• [WHAT YOU NEED TO DO]: Copy every line of the following data that includes the string "bocichina".

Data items
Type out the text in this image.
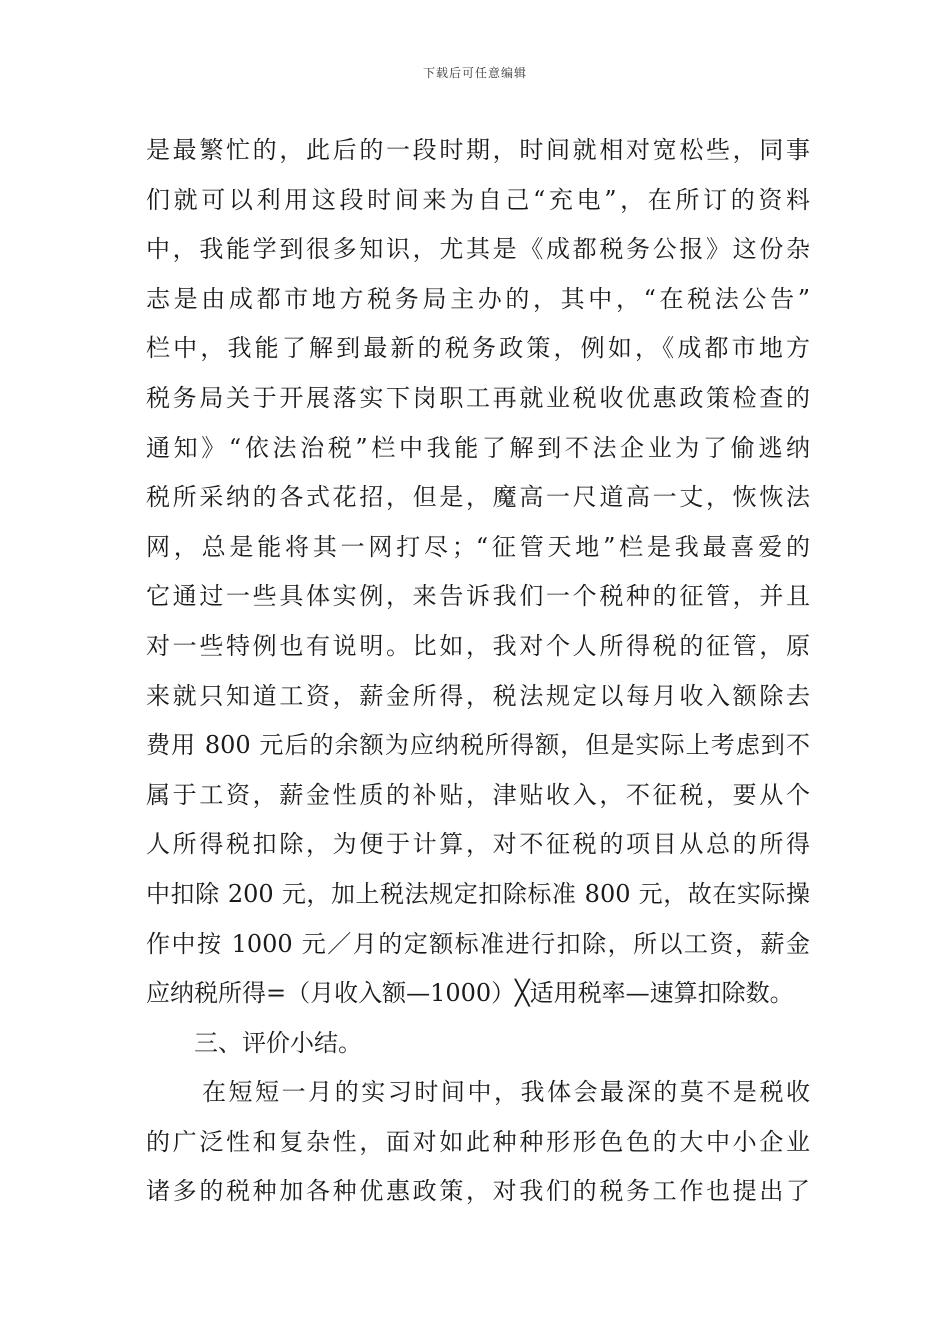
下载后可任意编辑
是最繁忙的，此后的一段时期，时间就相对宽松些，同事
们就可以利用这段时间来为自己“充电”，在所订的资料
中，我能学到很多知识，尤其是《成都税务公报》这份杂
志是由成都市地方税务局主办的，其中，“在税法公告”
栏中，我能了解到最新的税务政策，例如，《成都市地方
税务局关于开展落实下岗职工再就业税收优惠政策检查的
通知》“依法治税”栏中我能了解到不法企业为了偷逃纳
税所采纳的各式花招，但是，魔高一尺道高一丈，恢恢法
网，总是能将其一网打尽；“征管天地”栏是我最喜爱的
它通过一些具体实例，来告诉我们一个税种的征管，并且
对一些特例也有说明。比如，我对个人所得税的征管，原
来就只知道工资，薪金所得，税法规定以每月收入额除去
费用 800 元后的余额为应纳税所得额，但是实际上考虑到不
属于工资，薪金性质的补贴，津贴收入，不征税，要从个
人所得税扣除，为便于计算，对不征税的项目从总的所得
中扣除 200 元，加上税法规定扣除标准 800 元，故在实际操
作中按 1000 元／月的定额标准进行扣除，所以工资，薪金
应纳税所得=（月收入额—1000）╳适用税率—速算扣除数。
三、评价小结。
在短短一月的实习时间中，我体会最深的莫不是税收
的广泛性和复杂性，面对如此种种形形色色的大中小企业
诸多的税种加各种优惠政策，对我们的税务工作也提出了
==
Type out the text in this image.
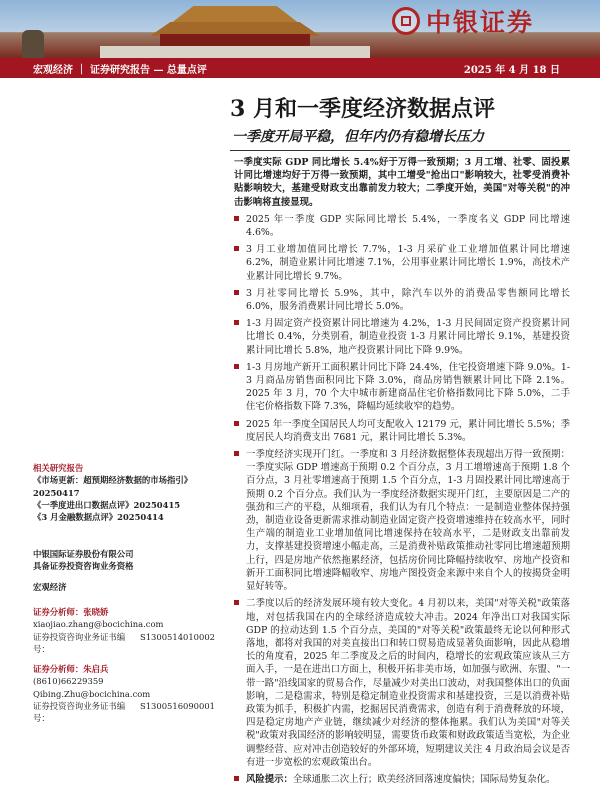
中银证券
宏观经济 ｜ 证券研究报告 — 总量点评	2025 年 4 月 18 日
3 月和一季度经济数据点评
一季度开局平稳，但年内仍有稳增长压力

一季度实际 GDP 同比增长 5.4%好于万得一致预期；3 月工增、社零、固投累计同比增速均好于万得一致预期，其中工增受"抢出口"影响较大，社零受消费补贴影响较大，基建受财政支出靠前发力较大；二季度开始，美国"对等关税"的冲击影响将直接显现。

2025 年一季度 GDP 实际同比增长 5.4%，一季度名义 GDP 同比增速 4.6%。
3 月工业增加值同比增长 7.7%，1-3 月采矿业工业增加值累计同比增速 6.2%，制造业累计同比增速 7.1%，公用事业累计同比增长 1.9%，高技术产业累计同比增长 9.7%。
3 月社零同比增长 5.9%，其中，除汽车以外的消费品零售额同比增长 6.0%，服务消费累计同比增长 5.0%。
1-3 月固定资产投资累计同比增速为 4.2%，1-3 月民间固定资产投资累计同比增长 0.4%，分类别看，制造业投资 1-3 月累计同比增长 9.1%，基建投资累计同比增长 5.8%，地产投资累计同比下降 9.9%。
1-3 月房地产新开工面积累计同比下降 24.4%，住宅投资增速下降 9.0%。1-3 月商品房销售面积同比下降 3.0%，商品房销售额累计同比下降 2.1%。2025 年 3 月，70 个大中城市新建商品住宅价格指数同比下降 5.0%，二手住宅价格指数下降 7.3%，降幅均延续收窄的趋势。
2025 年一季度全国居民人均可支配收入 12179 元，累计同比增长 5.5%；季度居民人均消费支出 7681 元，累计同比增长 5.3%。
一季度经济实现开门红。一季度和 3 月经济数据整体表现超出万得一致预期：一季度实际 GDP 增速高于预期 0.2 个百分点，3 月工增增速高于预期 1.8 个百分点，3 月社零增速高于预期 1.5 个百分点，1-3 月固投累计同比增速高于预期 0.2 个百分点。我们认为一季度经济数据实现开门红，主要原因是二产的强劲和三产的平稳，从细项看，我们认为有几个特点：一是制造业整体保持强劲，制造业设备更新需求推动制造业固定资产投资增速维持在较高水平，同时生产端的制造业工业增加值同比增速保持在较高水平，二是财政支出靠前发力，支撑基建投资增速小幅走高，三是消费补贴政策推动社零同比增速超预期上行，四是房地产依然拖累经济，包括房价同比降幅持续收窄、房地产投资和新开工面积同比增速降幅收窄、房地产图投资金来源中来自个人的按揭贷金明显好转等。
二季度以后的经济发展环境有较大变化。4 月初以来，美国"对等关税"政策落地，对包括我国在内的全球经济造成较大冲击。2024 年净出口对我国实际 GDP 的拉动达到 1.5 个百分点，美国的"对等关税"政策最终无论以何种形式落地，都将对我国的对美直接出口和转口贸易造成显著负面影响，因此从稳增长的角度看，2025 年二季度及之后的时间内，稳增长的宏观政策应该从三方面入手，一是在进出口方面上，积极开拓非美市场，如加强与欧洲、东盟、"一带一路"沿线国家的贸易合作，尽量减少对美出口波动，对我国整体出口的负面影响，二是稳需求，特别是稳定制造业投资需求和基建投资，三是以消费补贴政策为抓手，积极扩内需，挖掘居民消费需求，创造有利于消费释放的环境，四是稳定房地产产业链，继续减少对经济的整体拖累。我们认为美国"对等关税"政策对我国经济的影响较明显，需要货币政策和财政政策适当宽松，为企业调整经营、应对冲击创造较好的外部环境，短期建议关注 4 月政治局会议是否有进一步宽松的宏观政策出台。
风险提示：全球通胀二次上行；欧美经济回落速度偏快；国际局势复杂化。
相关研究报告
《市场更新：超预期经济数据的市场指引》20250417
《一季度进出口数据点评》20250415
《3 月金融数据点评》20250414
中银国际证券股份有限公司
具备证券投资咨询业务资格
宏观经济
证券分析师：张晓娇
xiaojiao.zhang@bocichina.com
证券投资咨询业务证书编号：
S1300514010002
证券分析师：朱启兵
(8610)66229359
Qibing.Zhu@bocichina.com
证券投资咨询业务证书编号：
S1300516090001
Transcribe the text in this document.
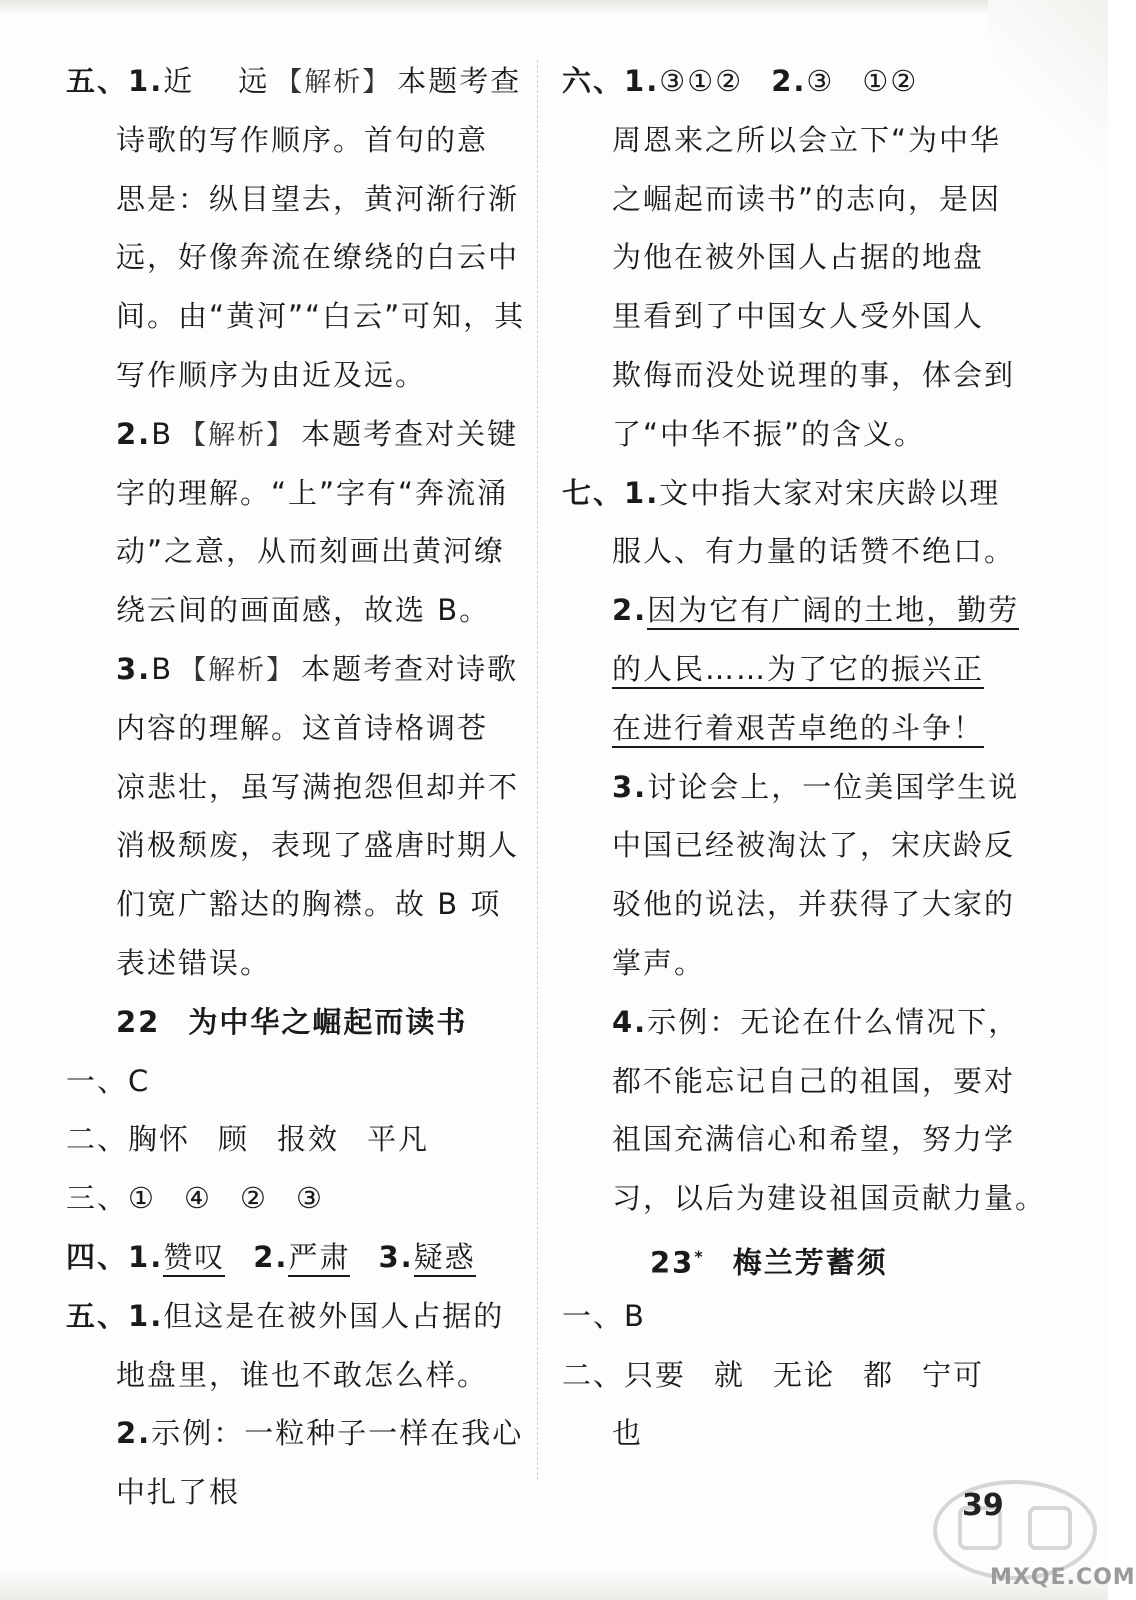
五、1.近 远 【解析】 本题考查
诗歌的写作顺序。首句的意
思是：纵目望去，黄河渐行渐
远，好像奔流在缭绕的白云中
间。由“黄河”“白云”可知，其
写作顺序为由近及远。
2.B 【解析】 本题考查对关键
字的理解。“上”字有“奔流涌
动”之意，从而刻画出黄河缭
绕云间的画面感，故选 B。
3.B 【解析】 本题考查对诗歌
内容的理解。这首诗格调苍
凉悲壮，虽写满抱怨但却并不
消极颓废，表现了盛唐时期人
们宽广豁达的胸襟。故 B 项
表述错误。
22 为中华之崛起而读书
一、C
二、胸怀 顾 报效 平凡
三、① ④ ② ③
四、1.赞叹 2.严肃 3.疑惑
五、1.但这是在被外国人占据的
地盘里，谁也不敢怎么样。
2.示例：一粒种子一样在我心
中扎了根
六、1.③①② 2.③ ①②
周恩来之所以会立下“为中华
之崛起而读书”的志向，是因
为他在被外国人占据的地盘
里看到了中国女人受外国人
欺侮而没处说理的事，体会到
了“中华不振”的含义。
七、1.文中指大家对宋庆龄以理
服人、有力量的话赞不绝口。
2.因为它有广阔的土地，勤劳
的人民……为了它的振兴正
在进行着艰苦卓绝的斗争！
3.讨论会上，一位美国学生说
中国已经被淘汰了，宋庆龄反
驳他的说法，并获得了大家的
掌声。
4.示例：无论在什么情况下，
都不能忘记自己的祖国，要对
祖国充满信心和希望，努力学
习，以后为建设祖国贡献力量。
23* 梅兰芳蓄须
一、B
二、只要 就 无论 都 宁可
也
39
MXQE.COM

• [CORRECT RESPONSE]:
xiaojiao.zhang@bocichina.com
Qibing.Zhu@bocichina.com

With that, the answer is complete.